◆ **Given exercise**: Each line containing the word "heart" needs to be copied.

═════ Data in this exercise

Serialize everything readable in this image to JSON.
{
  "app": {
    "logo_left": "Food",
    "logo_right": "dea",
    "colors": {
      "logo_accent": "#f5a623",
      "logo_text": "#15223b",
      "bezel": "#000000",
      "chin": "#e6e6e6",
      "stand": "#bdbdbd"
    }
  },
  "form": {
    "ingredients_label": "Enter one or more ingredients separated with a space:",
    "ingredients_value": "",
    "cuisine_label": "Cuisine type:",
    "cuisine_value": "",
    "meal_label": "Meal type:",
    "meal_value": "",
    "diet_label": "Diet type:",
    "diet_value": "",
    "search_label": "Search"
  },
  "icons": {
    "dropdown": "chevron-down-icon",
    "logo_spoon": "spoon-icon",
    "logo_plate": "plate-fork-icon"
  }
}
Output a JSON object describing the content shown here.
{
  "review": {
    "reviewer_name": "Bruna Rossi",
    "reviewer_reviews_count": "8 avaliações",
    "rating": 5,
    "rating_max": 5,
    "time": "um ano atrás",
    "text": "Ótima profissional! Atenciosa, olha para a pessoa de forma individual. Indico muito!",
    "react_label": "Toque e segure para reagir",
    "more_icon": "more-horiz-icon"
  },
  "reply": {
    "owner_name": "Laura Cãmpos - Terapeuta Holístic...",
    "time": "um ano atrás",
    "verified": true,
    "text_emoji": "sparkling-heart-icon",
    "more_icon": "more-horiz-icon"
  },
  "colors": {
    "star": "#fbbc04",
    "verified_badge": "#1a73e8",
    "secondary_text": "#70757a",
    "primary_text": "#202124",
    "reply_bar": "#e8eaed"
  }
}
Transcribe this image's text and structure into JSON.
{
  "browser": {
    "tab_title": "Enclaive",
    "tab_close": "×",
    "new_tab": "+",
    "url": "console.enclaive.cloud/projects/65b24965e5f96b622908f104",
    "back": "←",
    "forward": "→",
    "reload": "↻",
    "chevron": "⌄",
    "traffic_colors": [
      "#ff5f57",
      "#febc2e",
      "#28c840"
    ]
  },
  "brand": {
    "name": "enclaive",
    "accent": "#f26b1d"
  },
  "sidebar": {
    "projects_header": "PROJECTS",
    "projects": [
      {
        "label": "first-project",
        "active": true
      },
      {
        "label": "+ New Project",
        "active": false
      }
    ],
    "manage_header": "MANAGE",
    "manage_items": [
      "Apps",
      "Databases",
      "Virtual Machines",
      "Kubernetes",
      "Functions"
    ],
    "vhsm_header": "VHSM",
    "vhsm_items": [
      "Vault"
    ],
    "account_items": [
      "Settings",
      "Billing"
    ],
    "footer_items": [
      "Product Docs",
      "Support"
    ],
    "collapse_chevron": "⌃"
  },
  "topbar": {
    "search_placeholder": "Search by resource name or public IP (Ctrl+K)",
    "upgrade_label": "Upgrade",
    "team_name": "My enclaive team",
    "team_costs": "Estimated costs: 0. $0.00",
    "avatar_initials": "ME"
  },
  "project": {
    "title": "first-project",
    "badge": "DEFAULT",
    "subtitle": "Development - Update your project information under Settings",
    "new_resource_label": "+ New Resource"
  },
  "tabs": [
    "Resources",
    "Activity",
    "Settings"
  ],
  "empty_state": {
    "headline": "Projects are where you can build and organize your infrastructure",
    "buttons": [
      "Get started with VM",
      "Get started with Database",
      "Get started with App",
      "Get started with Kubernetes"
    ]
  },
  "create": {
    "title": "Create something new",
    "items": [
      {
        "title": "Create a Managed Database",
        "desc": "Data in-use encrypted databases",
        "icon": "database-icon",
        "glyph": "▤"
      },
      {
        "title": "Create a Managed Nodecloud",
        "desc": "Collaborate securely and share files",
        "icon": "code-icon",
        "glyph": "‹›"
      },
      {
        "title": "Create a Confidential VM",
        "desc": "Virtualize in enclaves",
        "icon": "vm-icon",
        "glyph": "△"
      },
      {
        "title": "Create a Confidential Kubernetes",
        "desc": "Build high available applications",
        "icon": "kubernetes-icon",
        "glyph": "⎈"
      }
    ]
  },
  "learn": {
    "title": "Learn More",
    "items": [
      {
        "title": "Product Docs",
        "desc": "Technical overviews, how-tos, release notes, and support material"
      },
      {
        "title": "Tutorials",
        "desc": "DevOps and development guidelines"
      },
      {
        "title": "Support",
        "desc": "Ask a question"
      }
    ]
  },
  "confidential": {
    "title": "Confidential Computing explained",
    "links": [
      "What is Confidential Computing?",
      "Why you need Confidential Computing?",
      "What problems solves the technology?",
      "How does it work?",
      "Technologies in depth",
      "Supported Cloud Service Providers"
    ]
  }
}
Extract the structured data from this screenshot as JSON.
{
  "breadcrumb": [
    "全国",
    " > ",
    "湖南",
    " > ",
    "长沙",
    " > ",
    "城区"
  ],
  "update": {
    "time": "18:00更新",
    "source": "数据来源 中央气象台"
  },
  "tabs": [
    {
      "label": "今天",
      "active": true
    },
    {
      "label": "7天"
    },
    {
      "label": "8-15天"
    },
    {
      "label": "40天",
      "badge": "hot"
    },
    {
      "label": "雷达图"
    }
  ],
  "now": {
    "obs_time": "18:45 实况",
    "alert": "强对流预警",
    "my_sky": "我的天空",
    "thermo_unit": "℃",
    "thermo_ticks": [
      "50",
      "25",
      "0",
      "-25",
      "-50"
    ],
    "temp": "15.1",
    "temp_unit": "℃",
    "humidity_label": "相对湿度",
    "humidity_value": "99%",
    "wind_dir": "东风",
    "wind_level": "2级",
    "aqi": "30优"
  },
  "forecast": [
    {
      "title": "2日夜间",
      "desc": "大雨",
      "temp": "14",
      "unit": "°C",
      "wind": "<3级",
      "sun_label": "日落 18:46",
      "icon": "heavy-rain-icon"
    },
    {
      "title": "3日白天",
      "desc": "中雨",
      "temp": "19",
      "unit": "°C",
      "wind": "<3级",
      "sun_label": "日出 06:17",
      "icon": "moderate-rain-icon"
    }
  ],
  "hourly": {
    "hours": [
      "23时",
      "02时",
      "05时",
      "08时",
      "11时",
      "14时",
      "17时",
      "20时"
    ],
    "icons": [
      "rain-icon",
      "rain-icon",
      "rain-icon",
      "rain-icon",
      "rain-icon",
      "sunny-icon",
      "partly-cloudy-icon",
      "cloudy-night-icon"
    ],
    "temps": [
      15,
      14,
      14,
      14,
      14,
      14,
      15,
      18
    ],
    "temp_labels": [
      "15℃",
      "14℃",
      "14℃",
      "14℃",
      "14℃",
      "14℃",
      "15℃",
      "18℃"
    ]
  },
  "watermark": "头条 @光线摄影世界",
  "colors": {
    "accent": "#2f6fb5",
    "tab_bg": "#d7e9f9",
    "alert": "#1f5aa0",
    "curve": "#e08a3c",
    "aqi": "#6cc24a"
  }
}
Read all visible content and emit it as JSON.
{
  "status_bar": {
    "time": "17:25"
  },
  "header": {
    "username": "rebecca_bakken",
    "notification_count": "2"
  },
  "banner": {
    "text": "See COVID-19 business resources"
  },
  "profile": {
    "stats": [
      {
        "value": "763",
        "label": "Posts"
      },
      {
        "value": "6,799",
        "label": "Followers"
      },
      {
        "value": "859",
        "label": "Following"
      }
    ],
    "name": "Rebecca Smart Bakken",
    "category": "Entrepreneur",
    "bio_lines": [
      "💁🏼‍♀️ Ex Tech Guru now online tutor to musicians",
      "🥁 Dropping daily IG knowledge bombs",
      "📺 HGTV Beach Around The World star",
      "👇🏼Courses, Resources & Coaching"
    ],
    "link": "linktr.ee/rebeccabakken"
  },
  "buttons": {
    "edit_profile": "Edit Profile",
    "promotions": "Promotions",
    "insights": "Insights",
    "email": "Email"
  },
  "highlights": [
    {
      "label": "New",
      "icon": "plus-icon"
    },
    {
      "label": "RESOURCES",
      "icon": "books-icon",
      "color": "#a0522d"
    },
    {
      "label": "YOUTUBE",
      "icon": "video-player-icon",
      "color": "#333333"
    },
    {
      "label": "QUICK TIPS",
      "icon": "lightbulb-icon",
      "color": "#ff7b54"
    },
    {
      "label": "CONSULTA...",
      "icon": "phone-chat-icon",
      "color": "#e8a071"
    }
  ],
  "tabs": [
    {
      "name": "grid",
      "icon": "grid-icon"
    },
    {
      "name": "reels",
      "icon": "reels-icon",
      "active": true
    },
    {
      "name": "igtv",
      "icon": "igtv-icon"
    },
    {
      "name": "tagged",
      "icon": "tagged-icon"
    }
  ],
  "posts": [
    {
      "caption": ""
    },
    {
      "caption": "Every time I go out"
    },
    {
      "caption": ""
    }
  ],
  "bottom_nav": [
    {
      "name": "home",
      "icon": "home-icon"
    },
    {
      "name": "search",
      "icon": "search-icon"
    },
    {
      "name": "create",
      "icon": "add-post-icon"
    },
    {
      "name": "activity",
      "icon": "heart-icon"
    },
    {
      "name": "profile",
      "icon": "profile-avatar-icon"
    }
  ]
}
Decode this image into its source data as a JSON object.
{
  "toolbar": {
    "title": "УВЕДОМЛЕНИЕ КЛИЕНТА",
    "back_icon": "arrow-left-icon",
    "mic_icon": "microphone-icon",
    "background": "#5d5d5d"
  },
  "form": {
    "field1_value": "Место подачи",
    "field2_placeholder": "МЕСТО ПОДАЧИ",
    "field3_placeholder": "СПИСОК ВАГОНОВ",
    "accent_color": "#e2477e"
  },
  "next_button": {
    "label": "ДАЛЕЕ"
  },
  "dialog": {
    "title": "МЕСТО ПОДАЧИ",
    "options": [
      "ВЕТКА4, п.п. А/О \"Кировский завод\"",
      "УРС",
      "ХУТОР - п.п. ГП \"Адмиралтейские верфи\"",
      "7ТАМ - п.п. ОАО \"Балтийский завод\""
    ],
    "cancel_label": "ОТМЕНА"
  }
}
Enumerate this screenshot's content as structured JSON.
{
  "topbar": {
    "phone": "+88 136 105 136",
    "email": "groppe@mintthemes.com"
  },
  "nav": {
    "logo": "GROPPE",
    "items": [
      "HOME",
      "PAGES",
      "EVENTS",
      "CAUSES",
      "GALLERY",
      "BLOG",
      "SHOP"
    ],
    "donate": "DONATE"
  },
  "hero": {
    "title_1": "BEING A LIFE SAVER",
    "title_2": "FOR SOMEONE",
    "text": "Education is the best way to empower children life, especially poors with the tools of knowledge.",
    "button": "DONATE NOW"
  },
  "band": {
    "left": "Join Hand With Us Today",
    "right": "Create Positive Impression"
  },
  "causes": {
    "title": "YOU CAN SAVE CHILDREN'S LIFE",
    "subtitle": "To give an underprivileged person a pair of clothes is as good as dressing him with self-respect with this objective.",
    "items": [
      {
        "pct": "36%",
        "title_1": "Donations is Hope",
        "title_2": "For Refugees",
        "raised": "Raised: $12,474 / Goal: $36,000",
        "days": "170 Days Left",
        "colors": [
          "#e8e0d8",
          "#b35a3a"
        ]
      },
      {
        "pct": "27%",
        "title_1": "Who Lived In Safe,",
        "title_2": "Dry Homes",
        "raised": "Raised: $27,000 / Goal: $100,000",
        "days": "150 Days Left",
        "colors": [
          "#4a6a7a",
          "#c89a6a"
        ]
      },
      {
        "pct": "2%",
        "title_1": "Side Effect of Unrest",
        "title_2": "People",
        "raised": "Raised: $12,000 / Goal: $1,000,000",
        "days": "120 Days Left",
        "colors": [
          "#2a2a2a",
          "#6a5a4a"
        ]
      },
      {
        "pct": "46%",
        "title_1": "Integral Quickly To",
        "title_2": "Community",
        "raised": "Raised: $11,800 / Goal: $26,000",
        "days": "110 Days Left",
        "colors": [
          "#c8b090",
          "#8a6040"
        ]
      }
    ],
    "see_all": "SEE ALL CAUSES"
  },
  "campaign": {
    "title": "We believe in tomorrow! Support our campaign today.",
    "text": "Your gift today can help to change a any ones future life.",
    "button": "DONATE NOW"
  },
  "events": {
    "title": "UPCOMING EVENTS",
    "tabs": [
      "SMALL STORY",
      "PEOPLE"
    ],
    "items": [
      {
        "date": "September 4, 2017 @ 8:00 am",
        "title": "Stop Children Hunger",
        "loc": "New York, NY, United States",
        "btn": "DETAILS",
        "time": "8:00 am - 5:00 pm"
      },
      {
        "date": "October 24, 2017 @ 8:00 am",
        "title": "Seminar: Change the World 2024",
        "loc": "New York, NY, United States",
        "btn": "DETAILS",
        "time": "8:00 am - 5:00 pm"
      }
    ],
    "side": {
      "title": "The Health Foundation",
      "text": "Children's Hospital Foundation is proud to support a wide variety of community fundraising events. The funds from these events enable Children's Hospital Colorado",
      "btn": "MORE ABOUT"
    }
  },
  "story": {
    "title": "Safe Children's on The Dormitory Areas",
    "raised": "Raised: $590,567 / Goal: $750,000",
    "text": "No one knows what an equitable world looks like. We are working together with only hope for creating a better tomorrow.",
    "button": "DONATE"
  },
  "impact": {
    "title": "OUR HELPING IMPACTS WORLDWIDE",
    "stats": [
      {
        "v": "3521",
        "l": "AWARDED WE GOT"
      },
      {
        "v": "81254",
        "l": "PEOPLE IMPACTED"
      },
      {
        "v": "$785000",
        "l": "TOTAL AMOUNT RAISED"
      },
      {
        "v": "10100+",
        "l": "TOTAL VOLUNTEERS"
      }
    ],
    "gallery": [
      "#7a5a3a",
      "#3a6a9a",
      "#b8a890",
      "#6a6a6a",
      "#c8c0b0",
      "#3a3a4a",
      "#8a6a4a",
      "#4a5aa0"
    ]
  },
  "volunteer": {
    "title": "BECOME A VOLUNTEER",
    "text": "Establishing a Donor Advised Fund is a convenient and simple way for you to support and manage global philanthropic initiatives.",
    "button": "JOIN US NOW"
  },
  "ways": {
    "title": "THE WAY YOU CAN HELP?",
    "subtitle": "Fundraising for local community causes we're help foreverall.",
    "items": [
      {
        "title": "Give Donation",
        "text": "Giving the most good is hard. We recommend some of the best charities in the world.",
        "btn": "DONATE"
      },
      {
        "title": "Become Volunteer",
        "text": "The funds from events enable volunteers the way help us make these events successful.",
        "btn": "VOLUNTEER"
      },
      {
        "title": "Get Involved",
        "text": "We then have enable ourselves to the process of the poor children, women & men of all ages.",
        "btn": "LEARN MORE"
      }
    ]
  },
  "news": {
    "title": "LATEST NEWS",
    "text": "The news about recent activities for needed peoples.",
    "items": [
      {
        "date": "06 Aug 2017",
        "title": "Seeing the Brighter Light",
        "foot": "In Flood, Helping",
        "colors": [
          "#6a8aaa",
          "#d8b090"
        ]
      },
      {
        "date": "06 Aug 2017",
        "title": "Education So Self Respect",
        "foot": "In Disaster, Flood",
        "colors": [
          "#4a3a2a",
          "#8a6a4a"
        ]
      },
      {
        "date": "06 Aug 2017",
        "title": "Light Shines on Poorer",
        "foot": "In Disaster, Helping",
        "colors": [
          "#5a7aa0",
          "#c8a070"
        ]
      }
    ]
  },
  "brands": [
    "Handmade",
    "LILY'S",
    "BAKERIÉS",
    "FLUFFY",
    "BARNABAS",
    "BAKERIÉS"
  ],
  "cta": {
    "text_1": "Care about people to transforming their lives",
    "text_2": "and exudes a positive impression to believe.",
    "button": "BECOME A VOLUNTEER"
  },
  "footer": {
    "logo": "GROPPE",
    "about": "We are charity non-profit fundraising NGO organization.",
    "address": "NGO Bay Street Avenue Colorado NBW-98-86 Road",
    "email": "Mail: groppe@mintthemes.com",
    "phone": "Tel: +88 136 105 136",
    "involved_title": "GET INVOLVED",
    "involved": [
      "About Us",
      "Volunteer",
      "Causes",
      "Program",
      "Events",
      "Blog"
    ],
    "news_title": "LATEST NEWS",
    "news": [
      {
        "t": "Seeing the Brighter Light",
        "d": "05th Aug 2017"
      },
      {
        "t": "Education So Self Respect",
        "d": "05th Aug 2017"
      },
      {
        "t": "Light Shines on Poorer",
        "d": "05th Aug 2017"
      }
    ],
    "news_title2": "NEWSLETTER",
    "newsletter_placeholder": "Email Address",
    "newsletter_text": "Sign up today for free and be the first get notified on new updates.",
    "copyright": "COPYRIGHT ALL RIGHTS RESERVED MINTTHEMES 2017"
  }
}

══════════

◆ **Answer to this task**:
    "text_emoji": "sparkling-heart-icon",
      "icon": "heart-icon"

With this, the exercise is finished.